Items listed in a dataset

|---|

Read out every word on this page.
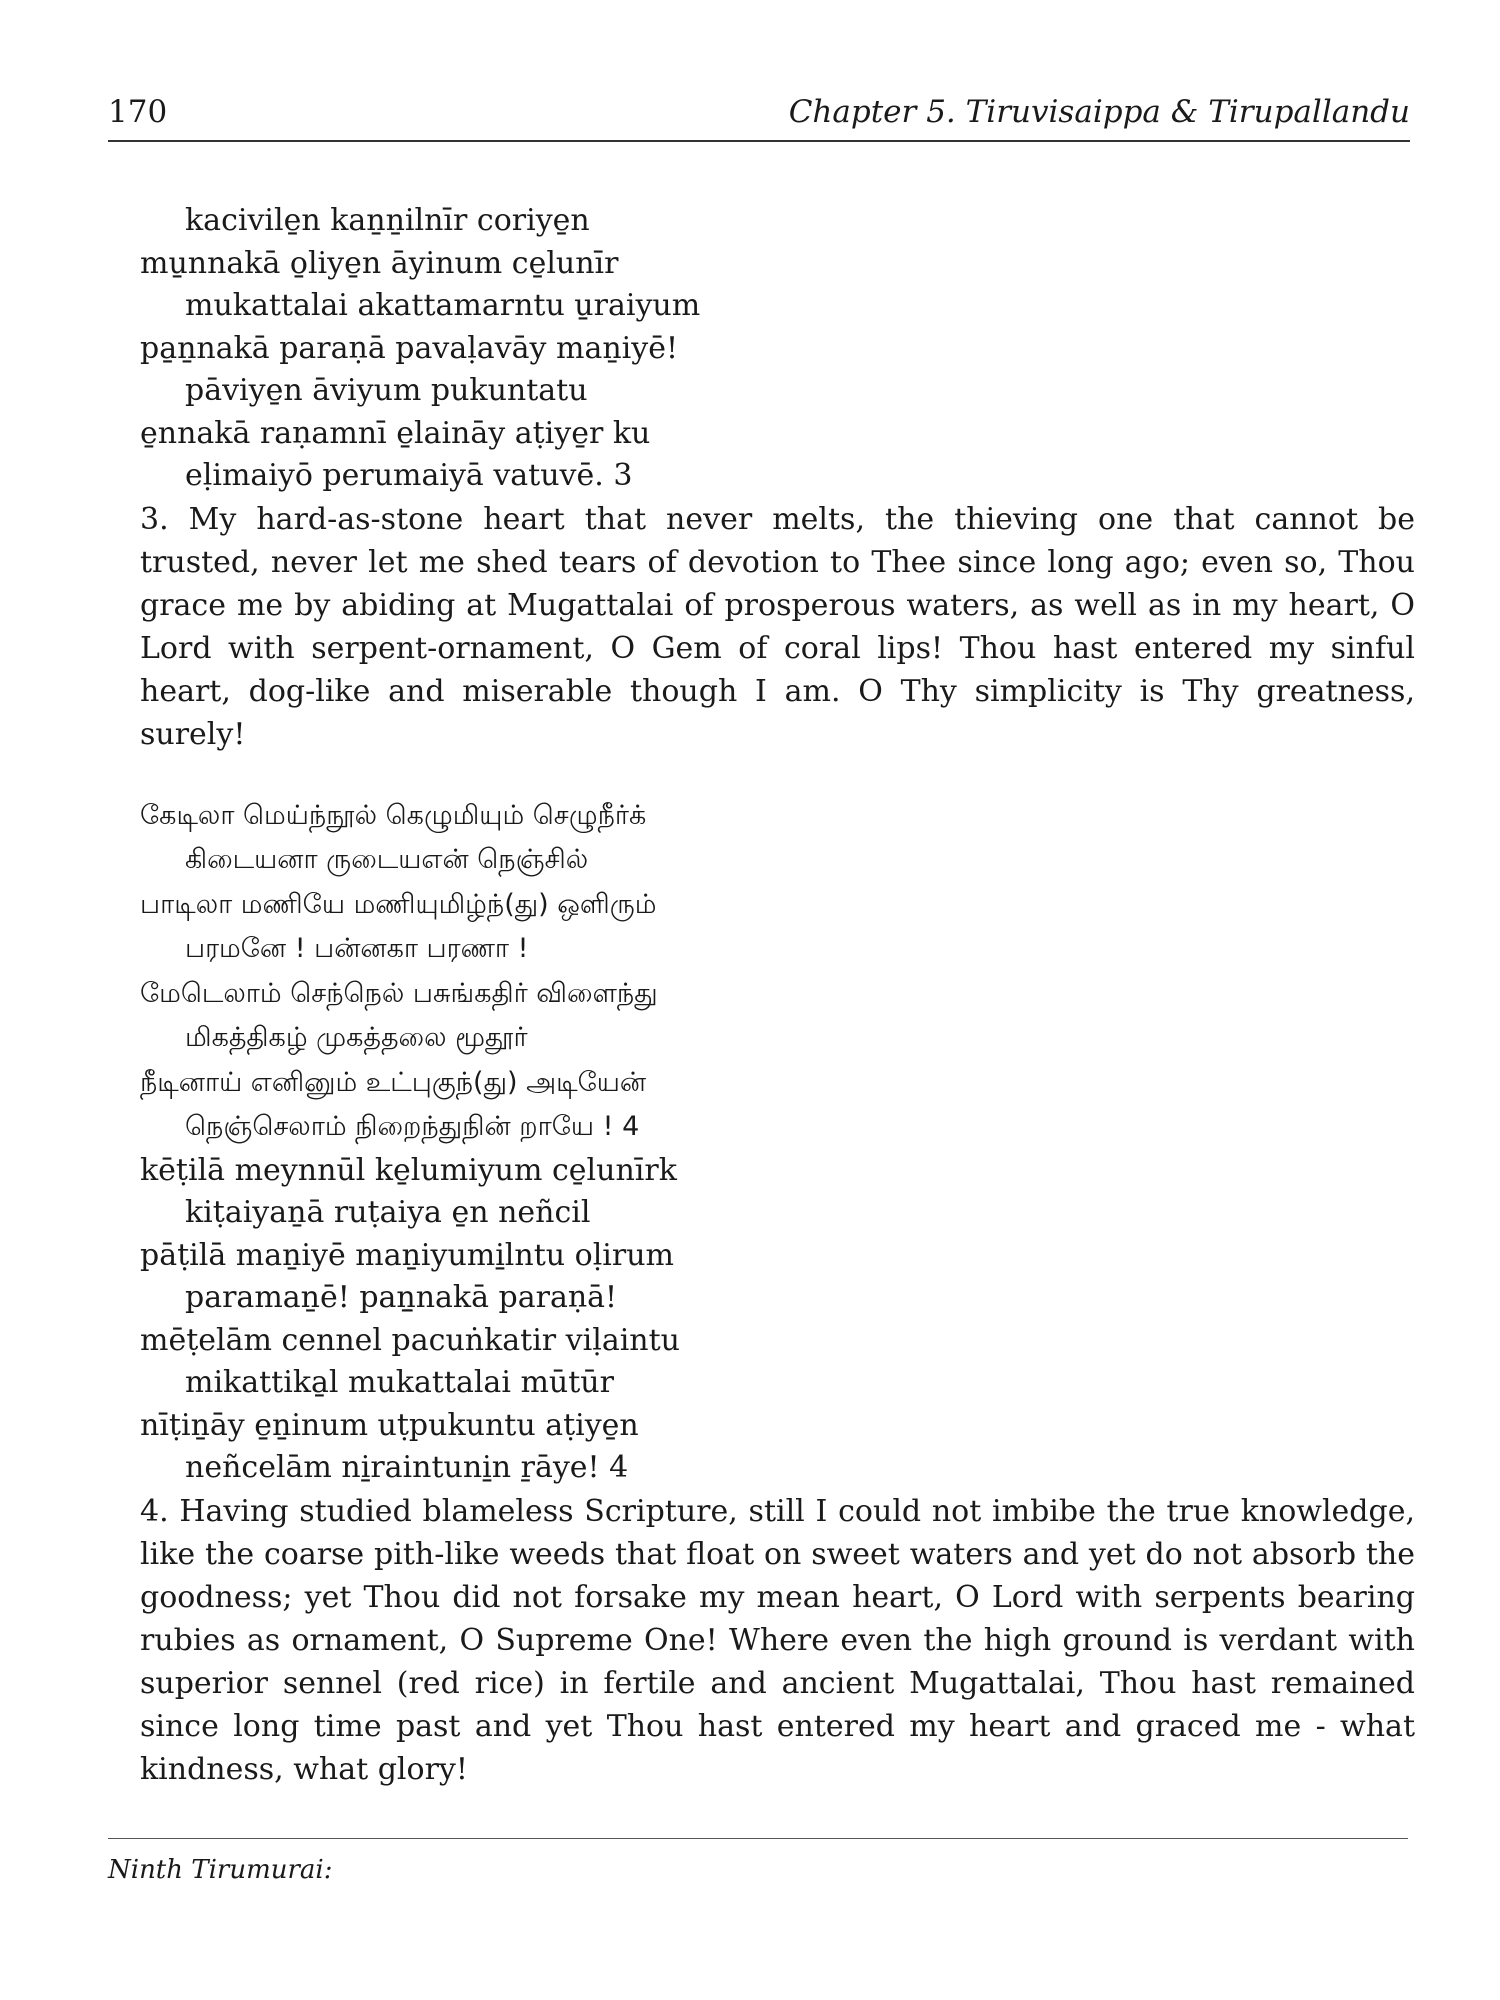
170	Chapter 5. Tiruvisaippa & Tirupallandu
kacivile̱n kaṉṉilnīr coriye̱n
mu̱nnakā o̱liye̱n āyinum ce̱lunīr
mukattalai akattamarntu u̱raiyum
pa̱ṉnakā paraṇā pavaḷavāy maṉiyē!
pāviye̱n āviyum pukuntatu
e̱nnakā raṇamnī e̱laināy aṭiye̱r ku
eḷimaiyō perumaiyā vatuvē. 3

3. My hard-as-stone heart that never melts, the thieving one that cannot be trusted, never let me shed tears of devotion to Thee since long ago; even so, Thou grace me by abiding at Mugattalai of prosperous waters, as well as in my heart, O Lord with serpent-ornament, O Gem of coral lips! Thou hast entered my sinful heart, dog-like and miserable though I am. O Thy simplicity is Thy greatness, surely!

கேடிலா மெய்ந்நூல் கெழுமியும் செழுநீர்க்
கிடையனா ருடையஎன் நெஞ்சில்
பாடிலா மணியே மணியுமிழ்ந்(து) ஒளிரும்
பரமனே ! பன்னகா பரணா !
மேடெலாம் செந்நெல் பசுங்கதிர் விளைந்து
மிகத்திகழ் முகத்தலை மூதூர்
நீடினாய் எனினும் உட்புகுந்(து) அடியேன்
நெஞ்செலாம் நிறைந்துநின் றாயே ! 4
kēṭilā meynnūl ke̱lumiyum ce̱lunīrk
kiṭaiyaṉā ruṭaiya e̱n neñcil
pāṭilā maṉiyē maṉiyumi̱lntu oḷirum
paramaṉē! paṉ̱nakā paraṇā!
mēṭelām cennel pacuṅkatir viḷaintu
mikattika̱l mukattalai mūtūr
nīṭiṉāy e̱ṉinum uṭpukuntu aṭiye̱n
neñcelām ni̱raintuni̱n ṟāye! 4

4. Having studied blameless Scripture, still I could not imbibe the true knowledge, like the coarse pith-like weeds that float on sweet waters and yet do not absorb the goodness; yet Thou did not forsake my mean heart, O Lord with serpents bearing rubies as ornament, O Supreme One! Where even the high ground is verdant with superior sennel (red rice) in fertile and ancient Mugattalai, Thou hast remained since long time past and yet Thou hast entered my heart and graced me - what kindness, what glory!

Ninth Tirumurai:
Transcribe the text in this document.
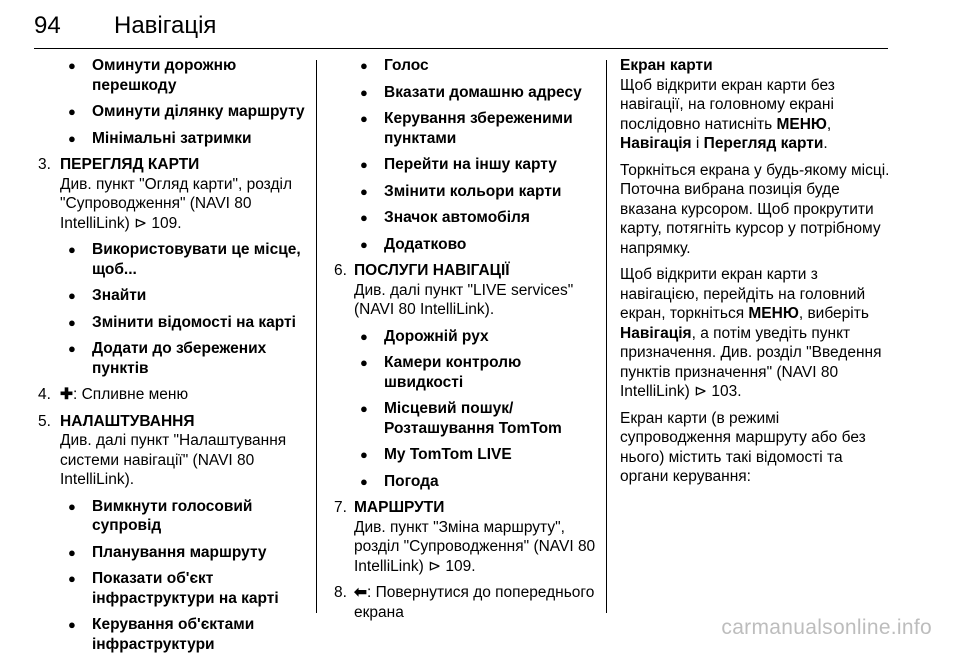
94 Навігація
● Оминути дорожню перешкоду
● Оминути ділянку маршруту
● Мінімальні затримки
3. ПЕРЕГЛЯД КАРТИ
Див. пункт "Огляд карти", розділ "Супроводження" (NAVI 80 IntelliLink) ⊳ 109.
● Використовувати це місце, щоб...
● Знайти
● Змінити відомості на карті
● Додати до збережених пунктів
4. ✚: Спливне меню
5. НАЛАШТУВАННЯ
Див. далі пункт "Налаштування системи навігації" (NAVI 80 IntelliLink).
● Вимкнути голосовий супровід
● Планування маршруту
● Показати об'єкт інфраструктури на карті
● Керування об'єктами інфраструктури
● Голос
● Вказати домашню адресу
● Керування збереженими пунктами
● Перейти на іншу карту
● Змінити кольори карти
● Значок автомобіля
● Додатково
6. ПОСЛУГИ НАВІГАЦІЇ
Див. далі пункт "LIVE services" (NAVI 80 IntelliLink).
● Дорожній рух
● Камери контролю швидкості
● Місцевий пошук/ Розташування TomTom
● My TomTom LIVE
● Погода
7. МАРШРУТИ
Див. пункт "Зміна маршруту", розділ "Супроводження" (NAVI 80 IntelliLink) ⊳ 109.
8. ⬅: Повернутися до попереднього екрана
Екран карти
Щоб відкрити екран карти без навігації, на головному екрані послідовно натисніть МЕНЮ, Навігація і Перегляд карти.
Торкніться екрана у будь-якому місці. Поточна вибрана позиція буде вказана курсором. Щоб прокрутити карту, потягніть курсор у потрібному напрямку.
Щоб відкрити екран карти з навігацією, перейдіть на головний екран, торкніться МЕНЮ, виберіть Навігація, а потім уведіть пункт призначення. Див. розділ "Введення пунктів призначення" (NAVI 80 IntelliLink) ⊳ 103.
Екран карти (в режимі супроводження маршруту або без нього) містить такі відомості та органи керування:
carmanualsonline.info
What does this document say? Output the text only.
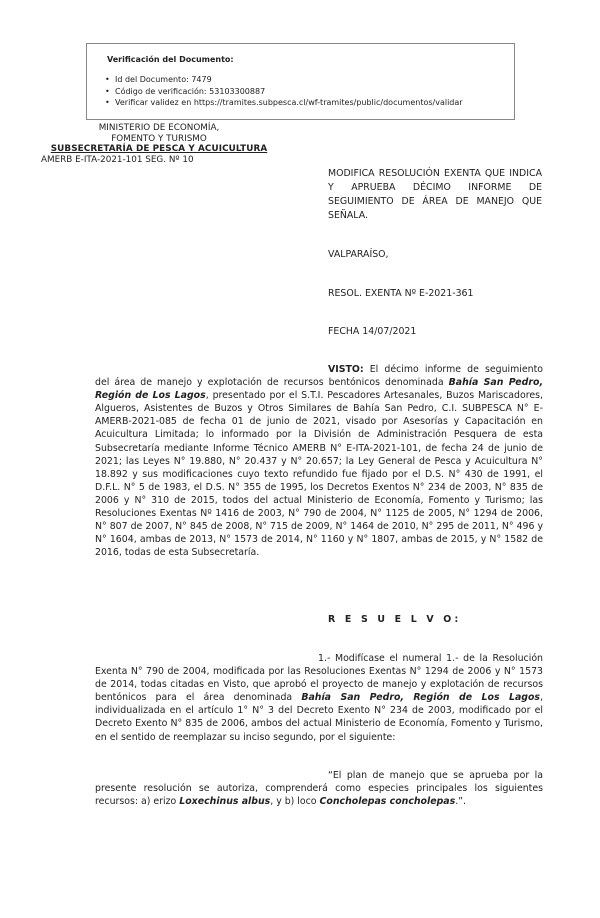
Verificación del Documento:
• Id del Documento: 7479
• Código de verificación: 53103300887
• Verificar validez en https://tramites.subpesca.cl/wf-tramites/public/documentos/validar
MINISTERIO DE ECONOMÍA,
FOMENTO Y TURISMO
SUBSECRETARÍA DE PESCA Y ACUICULTURA
AMERB E-ITA-2021-101 SEG. Nº 10
MODIFICA RESOLUCIÓN EXENTA QUE INDICA Y APRUEBA DÉCIMO INFORME DE SEGUIMIENTO DE ÁREA DE MANEJO QUE SEÑALA.
VALPARAÍSO,
RESOL. EXENTA Nº E-2021-361
FECHA 14/07/2021
VISTO: El décimo informe de seguimiento del área de manejo y explotación de recursos bentónicos denominada Bahía San Pedro, Región de Los Lagos, presentado por el S.T.I. Pescadores Artesanales, Buzos Mariscadores, Algueros, Asistentes de Buzos y Otros Similares de Bahía San Pedro, C.I. SUBPESCA N° E-AMERB-2021-085 de fecha 01 de junio de 2021, visado por Asesorías y Capacitación en Acuicultura Limitada; lo informado por la División de Administración Pesquera de esta Subsecretaría mediante Informe Técnico AMERB N° E-ITA-2021-101, de fecha 24 de junio de 2021; las Leyes N° 19.880, N° 20.437 y N° 20.657; la Ley General de Pesca y Acuicultura N° 18.892 y sus modificaciones cuyo texto refundido fue fijado por el D.S. N° 430 de 1991, el D.F.L. N° 5 de 1983, el D.S. N° 355 de 1995, los Decretos Exentos N° 234 de 2003, N° 835 de 2006 y N° 310 de 2015, todos del actual Ministerio de Economía, Fomento y Turismo; las Resoluciones Exentas Nº 1416 de 2003, N° 790 de 2004, N° 1125 de 2005, N° 1294 de 2006, N° 807 de 2007, N° 845 de 2008, N° 715 de 2009, N° 1464 de 2010, N° 295 de 2011, N° 496 y N° 1604, ambas de 2013, N° 1573 de 2014, N° 1160 y N° 1807, ambas de 2015, y N° 1582 de 2016, todas de esta Subsecretaría.
R E S U E L V O:
1.- Modifícase el numeral 1.- de la Resolución Exenta N° 790 de 2004, modificada por las Resoluciones Exentas N° 1294 de 2006 y N° 1573 de 2014, todas citadas en Visto, que aprobó el proyecto de manejo y explotación de recursos bentónicos para el área denominada Bahía San Pedro, Región de Los Lagos, individualizada en el artículo 1° N° 3 del Decreto Exento N° 234 de 2003, modificado por el Decreto Exento N° 835 de 2006, ambos del actual Ministerio de Economía, Fomento y Turismo, en el sentido de reemplazar su inciso segundo, por el siguiente:
“El plan de manejo que se aprueba por la presente resolución se autoriza, comprenderá como especies principales los siguientes recursos: a) erizo Loxechinus albus, y b) loco Concholepas concholepas.”.
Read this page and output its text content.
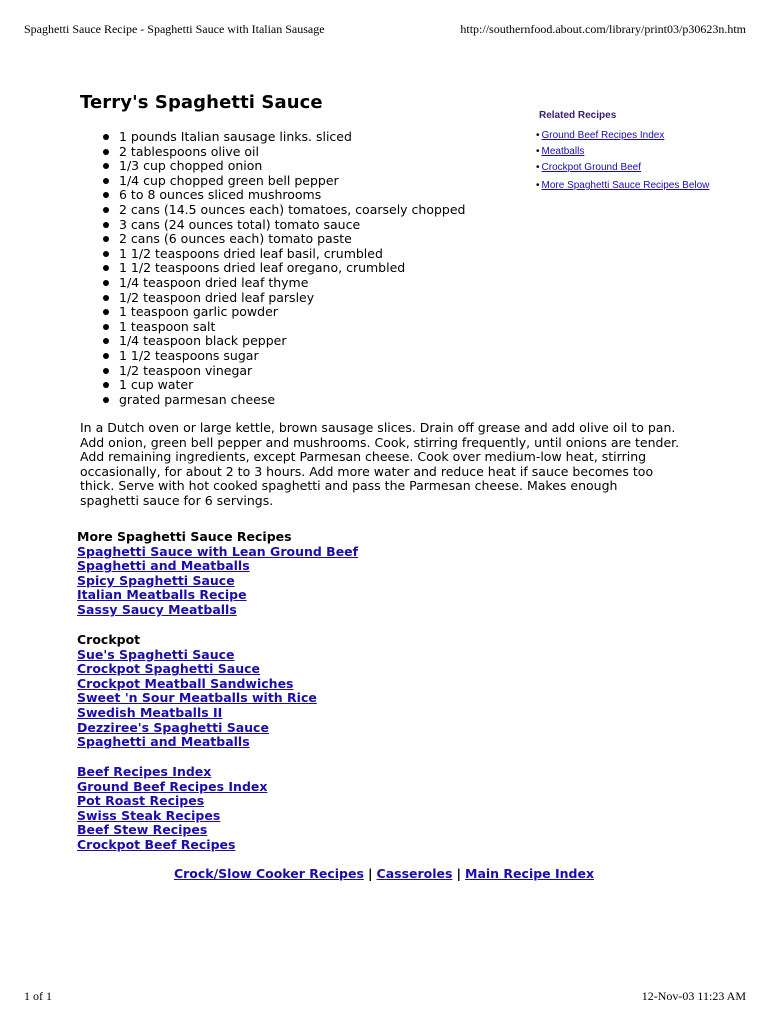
Spaghetti Sauce Recipe - Spaghetti Sauce with Italian Sausage	http://southernfood.about.com/library/print03/p30623n.htm
Terry's Spaghetti Sauce
1 pounds Italian sausage links. sliced
2 tablespoons olive oil
1/3 cup chopped onion
1/4 cup chopped green bell pepper
6 to 8 ounces sliced mushrooms
2 cans (14.5 ounces each) tomatoes, coarsely chopped
3 cans (24 ounces total) tomato sauce
2 cans (6 ounces each) tomato paste
1 1/2 teaspoons dried leaf basil, crumbled
1 1/2 teaspoons dried leaf oregano, crumbled
1/4 teaspoon dried leaf thyme
1/2 teaspoon dried leaf parsley
1 teaspoon garlic powder
1 teaspoon salt
1/4 teaspoon black pepper
1 1/2 teaspoons sugar
1/2 teaspoon vinegar
1 cup water
grated parmesan cheese
Related Recipes
• Ground Beef Recipes Index
• Meatballs
• Crockpot Ground Beef
• More Spaghetti Sauce Recipes Below

In a Dutch oven or large kettle, brown sausage slices. Drain off grease and add olive oil to pan. Add onion, green bell pepper and mushrooms. Cook, stirring frequently, until onions are tender. Add remaining ingredients, except Parmesan cheese. Cook over medium-low heat, stirring occasionally, for about 2 to 3 hours. Add more water and reduce heat if sauce becomes too thick. Serve with hot cooked spaghetti and pass the Parmesan cheese. Makes enough spaghetti sauce for 6 servings.

More Spaghetti Sauce Recipes
Spaghetti Sauce with Lean Ground Beef
Spaghetti and Meatballs
Spicy Spaghetti Sauce
Italian Meatballs Recipe
Sassy Saucy Meatballs
Crockpot
Sue's Spaghetti Sauce
Crockpot Spaghetti Sauce
Crockpot Meatball Sandwiches
Sweet 'n Sour Meatballs with Rice
Swedish Meatballs II
Dezziree's Spaghetti Sauce
Spaghetti and Meatballs
Beef Recipes Index
Ground Beef Recipes Index
Pot Roast Recipes
Swiss Steak Recipes
Beef Stew Recipes
Crockpot Beef Recipes
Crock/Slow Cooker Recipes | Casseroles | Main Recipe Index
1 of 1	12-Nov-03 11:23 AM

|---|

● **Aim of the exercise**
Tally up the lines of the listing containing the word "this". Give only the total.

● **Reply**
4